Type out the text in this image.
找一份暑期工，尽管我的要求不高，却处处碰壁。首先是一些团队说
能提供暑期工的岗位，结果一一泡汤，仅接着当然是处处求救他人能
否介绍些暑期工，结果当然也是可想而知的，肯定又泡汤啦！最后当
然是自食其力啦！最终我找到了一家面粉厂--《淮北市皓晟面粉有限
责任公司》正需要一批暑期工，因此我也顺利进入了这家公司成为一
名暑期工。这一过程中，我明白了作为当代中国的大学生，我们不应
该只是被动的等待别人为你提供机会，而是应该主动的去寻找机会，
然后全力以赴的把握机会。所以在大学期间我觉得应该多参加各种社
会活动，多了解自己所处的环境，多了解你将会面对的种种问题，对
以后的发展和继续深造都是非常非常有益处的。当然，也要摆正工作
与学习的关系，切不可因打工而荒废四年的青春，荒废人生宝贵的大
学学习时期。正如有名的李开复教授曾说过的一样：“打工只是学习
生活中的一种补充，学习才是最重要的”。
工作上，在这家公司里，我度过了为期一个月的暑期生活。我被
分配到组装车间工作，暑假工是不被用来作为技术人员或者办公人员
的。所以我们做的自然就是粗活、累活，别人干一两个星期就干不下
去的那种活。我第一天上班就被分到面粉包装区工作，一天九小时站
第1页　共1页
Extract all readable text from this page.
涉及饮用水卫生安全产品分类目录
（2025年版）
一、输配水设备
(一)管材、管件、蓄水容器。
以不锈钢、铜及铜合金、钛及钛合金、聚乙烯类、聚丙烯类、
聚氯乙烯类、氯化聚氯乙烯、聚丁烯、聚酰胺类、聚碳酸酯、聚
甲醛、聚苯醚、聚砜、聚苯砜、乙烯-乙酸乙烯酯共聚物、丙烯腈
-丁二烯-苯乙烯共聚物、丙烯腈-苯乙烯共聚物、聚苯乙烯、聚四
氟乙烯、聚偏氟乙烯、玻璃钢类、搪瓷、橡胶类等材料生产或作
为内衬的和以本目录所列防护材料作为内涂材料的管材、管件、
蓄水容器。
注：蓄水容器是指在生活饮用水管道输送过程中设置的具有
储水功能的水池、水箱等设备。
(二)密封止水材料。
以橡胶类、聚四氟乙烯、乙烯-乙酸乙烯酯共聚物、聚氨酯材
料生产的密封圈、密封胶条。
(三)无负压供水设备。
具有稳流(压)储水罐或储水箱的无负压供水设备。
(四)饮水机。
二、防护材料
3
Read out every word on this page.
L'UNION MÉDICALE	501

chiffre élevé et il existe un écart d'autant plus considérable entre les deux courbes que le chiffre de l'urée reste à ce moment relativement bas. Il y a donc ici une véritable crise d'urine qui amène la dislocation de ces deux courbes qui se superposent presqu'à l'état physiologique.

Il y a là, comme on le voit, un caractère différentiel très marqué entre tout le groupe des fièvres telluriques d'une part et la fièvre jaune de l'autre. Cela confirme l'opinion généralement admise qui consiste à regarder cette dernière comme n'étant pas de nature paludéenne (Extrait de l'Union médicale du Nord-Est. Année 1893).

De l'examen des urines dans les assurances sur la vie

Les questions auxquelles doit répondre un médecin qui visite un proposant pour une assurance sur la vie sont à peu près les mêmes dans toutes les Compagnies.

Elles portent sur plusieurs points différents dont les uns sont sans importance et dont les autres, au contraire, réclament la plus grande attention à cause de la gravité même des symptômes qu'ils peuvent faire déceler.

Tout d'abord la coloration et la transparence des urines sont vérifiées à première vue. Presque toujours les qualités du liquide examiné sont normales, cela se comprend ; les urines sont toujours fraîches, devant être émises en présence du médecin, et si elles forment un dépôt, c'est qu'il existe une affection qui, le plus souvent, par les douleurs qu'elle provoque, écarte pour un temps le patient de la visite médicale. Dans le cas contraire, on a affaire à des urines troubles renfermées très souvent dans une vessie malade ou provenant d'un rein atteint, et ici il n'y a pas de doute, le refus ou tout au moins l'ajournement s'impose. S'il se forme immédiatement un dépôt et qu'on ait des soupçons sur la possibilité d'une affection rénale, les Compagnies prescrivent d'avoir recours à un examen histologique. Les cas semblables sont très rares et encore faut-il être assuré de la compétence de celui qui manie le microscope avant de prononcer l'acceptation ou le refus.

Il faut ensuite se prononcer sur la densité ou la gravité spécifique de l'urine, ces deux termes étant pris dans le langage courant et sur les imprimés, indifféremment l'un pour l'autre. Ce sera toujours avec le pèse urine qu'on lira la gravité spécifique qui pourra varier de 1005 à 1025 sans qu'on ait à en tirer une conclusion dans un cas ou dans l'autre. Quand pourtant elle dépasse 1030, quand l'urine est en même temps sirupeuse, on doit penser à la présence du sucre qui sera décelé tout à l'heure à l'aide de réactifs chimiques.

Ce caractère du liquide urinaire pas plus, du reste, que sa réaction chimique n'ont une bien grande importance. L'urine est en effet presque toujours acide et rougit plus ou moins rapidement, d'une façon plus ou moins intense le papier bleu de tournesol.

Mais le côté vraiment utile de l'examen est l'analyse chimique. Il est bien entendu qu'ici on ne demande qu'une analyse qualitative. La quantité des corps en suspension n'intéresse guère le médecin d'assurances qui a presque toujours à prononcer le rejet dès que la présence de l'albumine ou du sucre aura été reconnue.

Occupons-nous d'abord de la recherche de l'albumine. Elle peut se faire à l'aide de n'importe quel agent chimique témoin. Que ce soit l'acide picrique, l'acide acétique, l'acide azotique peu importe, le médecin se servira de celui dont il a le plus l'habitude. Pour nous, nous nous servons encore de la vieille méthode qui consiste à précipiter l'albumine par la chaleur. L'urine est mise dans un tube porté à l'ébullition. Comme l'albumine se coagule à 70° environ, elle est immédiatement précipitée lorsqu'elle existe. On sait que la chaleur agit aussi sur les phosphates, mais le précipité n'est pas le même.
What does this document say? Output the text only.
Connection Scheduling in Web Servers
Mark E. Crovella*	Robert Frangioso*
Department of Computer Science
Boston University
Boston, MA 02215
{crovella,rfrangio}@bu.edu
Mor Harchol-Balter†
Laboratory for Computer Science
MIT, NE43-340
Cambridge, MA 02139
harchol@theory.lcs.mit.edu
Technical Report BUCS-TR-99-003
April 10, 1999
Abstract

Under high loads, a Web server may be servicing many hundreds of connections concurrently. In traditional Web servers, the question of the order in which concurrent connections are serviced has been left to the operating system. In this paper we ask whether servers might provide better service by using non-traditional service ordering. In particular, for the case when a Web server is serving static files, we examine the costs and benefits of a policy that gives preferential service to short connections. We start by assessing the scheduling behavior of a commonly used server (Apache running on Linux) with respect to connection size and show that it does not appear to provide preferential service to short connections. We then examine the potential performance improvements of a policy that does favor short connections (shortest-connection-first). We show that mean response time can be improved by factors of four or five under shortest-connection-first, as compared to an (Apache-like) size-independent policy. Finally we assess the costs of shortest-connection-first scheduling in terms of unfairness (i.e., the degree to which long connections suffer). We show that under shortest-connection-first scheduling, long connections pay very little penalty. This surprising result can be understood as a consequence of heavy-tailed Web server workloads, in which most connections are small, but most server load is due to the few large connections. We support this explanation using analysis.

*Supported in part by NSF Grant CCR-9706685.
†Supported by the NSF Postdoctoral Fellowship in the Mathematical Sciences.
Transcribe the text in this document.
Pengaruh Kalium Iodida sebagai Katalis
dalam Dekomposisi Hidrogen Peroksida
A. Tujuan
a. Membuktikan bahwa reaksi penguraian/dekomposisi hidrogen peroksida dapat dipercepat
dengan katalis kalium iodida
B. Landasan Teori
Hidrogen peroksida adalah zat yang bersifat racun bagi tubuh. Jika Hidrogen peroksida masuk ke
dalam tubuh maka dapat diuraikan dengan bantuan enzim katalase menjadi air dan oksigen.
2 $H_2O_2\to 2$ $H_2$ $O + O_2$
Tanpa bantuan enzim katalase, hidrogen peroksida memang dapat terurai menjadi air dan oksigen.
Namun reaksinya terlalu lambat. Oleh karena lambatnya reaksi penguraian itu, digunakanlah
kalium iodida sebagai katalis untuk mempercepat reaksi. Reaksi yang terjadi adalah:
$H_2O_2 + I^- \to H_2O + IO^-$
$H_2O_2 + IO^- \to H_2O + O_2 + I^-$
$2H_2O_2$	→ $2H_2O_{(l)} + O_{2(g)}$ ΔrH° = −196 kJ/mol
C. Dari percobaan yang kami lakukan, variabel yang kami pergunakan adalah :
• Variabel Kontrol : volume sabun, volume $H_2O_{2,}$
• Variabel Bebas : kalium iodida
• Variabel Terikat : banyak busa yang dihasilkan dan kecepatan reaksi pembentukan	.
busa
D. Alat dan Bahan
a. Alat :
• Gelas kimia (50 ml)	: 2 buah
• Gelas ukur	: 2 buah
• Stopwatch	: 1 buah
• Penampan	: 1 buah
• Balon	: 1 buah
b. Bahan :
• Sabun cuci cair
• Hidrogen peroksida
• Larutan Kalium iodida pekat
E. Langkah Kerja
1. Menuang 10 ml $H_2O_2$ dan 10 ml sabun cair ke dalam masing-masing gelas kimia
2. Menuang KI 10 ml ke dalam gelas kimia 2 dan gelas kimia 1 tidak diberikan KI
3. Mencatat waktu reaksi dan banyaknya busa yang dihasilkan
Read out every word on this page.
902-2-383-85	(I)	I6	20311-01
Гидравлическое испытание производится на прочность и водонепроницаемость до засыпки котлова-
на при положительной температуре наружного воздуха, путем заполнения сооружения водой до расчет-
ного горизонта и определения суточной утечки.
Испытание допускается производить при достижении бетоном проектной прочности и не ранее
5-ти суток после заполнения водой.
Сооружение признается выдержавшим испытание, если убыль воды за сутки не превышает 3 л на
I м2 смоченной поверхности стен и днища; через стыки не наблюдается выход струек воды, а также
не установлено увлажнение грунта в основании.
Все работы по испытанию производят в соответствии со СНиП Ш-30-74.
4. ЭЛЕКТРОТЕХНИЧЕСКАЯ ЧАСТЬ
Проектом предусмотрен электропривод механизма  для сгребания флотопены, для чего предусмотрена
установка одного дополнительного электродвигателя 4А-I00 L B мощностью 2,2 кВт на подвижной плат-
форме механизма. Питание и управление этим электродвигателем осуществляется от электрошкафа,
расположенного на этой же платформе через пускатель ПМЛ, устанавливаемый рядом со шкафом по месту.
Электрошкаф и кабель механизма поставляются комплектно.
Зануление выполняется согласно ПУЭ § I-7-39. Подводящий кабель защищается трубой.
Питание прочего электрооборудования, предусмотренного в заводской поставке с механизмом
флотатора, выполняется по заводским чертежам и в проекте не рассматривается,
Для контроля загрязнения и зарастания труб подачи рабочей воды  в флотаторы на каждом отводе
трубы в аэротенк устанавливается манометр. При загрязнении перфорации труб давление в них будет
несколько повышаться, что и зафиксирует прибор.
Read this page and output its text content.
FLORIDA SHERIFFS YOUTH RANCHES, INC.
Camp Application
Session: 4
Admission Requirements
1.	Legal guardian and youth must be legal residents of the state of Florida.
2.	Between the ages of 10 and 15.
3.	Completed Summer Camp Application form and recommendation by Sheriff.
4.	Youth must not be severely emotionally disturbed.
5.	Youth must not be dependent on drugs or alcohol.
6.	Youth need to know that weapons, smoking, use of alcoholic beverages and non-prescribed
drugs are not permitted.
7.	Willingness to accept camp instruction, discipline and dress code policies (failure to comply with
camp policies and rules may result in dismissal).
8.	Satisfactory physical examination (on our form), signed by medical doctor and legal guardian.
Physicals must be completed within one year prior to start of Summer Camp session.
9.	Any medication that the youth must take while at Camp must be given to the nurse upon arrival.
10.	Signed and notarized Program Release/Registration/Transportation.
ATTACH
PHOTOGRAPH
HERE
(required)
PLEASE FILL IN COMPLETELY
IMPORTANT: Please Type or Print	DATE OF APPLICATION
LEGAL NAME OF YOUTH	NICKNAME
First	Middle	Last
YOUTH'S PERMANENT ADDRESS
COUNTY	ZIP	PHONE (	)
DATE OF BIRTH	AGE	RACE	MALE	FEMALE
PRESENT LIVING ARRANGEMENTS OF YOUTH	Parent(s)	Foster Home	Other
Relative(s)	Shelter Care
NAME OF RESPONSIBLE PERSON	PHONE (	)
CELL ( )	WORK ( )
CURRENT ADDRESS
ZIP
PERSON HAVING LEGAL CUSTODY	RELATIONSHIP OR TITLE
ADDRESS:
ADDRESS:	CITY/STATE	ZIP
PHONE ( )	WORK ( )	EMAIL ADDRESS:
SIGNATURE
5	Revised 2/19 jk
######
_Requirements_: Lines of the listing that contain the word "Type" are to be counted; report only their number.

_Task result_: 2